▸ **Stated problem**
Across all the lines below, how many contain the string "Ordner"? Please reply with the number only.

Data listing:
"""

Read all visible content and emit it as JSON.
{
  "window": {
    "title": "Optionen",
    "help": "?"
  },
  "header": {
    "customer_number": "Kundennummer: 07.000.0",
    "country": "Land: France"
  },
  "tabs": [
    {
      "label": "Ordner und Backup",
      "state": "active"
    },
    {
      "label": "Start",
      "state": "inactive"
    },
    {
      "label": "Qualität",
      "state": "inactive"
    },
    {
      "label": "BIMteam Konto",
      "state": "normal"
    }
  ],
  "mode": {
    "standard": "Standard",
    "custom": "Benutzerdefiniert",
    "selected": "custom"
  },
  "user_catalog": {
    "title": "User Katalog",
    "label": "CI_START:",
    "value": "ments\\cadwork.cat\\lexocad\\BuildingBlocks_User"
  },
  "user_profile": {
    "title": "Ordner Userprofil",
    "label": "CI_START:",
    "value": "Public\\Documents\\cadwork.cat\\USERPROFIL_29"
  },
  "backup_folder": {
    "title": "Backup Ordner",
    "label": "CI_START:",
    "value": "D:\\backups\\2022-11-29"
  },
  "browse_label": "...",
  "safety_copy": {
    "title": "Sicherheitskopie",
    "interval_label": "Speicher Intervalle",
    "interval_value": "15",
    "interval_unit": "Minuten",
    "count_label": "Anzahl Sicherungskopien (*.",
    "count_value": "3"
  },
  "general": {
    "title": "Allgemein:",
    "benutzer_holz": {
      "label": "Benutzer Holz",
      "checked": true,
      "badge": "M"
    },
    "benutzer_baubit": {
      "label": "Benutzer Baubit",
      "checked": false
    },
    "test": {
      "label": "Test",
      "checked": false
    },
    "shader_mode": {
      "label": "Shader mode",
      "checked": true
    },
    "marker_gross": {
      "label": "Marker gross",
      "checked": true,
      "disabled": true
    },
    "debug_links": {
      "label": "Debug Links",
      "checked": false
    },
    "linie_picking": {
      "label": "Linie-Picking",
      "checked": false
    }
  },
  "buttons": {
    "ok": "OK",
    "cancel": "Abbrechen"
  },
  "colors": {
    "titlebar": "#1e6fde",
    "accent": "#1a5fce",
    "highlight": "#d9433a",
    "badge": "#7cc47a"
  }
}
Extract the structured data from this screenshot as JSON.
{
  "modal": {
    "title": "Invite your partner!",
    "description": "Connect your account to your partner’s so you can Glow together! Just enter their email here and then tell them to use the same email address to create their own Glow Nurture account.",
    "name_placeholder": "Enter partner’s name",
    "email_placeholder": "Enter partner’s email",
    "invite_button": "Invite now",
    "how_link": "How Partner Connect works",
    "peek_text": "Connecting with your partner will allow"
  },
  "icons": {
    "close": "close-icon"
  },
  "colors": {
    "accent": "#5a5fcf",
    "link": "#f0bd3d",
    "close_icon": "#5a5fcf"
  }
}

"""

▸ **Output for this task**
3